▶ **Requirements**
Review the listing and copy each line that holds the word "Bulbos".

Data items
--- BEGIN ---

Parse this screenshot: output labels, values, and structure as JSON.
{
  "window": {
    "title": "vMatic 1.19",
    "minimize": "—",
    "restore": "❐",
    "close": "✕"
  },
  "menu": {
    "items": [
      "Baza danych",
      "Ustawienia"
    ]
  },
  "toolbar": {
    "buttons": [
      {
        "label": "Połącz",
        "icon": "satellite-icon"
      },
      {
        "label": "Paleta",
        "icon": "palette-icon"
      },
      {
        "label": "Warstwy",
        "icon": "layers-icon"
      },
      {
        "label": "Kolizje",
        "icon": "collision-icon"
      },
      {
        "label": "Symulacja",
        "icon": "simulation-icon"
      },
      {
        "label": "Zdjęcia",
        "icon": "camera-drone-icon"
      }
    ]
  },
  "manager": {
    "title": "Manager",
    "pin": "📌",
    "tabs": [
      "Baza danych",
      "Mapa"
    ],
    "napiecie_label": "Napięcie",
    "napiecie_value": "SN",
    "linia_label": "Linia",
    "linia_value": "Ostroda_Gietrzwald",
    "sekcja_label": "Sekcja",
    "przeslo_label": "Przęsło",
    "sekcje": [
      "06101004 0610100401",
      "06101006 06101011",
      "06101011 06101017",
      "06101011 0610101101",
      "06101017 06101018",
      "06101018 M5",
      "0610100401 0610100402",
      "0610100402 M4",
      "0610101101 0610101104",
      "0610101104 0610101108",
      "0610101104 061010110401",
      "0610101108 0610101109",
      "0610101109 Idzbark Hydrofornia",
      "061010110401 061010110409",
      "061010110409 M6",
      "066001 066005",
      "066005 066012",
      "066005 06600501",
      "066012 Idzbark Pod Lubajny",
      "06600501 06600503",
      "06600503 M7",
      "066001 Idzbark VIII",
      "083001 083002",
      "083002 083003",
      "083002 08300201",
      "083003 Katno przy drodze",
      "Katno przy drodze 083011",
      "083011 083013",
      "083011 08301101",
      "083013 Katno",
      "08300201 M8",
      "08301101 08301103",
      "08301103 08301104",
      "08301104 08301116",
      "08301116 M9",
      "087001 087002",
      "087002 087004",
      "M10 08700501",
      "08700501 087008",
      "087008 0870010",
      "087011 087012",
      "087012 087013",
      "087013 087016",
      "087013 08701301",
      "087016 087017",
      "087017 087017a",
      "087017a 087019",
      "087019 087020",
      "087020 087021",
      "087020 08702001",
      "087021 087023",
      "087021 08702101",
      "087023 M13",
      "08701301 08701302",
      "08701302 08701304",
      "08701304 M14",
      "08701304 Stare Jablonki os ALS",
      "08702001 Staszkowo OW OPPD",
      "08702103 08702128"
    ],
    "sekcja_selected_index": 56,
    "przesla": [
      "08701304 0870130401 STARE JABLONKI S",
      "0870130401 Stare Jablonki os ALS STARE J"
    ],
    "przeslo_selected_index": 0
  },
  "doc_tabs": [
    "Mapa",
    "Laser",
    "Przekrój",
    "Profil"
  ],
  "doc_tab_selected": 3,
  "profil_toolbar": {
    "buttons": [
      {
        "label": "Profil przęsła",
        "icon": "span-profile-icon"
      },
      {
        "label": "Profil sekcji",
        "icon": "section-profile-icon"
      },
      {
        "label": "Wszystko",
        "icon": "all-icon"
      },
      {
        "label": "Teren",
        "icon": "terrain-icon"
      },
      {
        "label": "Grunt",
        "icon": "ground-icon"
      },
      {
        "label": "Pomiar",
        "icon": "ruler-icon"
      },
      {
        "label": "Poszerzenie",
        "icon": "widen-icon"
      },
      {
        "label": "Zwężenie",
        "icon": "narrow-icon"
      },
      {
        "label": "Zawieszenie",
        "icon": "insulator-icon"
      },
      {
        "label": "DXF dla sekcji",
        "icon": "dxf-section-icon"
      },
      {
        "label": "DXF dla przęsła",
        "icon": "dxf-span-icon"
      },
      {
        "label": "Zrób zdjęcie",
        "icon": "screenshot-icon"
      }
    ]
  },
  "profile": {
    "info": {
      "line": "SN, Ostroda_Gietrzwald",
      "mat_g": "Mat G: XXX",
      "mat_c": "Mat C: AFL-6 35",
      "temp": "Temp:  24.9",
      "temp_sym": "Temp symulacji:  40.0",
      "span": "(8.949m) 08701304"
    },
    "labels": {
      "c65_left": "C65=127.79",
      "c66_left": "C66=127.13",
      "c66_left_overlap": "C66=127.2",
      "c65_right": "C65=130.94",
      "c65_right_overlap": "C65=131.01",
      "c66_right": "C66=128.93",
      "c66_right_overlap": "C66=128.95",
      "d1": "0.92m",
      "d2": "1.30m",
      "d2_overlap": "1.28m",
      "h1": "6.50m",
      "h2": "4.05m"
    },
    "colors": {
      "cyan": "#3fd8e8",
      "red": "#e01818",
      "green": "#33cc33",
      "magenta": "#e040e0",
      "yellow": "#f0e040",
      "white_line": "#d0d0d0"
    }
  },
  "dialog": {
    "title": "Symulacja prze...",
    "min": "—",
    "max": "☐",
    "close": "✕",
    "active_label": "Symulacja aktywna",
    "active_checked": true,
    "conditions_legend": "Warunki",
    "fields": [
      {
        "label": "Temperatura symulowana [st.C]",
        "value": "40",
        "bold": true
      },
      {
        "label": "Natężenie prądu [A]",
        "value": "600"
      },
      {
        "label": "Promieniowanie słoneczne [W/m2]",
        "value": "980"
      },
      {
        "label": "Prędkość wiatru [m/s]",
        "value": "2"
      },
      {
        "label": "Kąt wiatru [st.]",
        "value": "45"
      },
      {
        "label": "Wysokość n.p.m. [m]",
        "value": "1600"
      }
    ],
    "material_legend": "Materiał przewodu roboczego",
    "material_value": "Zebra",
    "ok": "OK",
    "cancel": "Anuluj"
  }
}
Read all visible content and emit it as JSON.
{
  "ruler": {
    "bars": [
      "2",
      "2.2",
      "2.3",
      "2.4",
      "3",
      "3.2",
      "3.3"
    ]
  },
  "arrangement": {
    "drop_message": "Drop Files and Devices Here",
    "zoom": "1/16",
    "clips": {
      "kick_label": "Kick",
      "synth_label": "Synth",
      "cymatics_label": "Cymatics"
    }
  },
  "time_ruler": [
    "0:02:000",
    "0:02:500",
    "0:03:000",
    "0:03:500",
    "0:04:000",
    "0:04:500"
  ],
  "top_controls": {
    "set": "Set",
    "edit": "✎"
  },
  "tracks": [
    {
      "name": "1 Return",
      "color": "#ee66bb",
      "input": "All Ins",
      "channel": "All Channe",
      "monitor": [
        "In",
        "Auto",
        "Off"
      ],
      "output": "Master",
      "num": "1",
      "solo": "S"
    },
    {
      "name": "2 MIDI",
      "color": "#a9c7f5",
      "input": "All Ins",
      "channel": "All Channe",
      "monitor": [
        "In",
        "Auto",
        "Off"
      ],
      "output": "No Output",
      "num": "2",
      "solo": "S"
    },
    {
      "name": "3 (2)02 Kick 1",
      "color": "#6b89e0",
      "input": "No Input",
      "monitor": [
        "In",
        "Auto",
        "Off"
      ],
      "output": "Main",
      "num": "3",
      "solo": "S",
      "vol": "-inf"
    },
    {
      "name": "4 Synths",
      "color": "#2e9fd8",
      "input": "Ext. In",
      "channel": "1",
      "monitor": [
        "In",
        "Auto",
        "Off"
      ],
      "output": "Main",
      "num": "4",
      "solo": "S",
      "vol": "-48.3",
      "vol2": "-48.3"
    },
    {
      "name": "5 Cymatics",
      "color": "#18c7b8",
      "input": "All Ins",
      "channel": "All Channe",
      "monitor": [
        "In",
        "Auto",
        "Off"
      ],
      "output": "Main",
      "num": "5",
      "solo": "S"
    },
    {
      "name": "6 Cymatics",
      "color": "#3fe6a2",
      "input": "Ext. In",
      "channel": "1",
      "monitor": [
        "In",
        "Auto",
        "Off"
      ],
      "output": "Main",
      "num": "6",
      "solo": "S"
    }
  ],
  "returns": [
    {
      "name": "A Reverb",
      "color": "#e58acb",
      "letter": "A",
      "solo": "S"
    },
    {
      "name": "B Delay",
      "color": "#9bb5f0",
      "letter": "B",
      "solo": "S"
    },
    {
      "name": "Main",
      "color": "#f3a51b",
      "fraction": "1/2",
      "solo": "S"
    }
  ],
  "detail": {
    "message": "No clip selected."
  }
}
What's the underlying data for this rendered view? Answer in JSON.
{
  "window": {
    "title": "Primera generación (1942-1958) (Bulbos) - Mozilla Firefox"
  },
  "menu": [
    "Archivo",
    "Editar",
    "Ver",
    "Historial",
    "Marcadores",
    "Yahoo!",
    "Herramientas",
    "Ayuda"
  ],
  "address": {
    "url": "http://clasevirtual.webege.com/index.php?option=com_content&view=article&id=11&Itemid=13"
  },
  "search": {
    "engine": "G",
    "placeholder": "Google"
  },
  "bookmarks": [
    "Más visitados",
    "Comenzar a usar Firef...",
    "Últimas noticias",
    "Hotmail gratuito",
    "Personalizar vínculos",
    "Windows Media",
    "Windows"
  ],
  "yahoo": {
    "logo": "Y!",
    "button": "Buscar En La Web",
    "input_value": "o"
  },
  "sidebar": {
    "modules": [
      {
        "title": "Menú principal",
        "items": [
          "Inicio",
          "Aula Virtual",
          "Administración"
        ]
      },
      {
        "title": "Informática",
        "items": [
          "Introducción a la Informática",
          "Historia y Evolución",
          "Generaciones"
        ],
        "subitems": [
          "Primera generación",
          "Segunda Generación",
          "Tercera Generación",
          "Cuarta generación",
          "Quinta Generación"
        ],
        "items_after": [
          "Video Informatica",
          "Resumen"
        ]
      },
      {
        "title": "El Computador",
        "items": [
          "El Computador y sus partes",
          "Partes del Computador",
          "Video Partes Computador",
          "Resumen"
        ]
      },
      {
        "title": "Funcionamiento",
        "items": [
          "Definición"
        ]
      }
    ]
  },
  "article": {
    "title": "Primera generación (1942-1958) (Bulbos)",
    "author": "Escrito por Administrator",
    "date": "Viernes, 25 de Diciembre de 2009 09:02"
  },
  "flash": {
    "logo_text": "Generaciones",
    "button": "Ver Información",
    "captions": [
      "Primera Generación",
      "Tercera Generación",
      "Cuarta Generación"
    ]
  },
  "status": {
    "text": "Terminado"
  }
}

--- END ---

▶ **Solution for this exercise**
    "title": "Primera generación (1942-1958) (Bulbos) - Mozilla Firefox"
    "title": "Primera generación (1942-1958) (Bulbos)",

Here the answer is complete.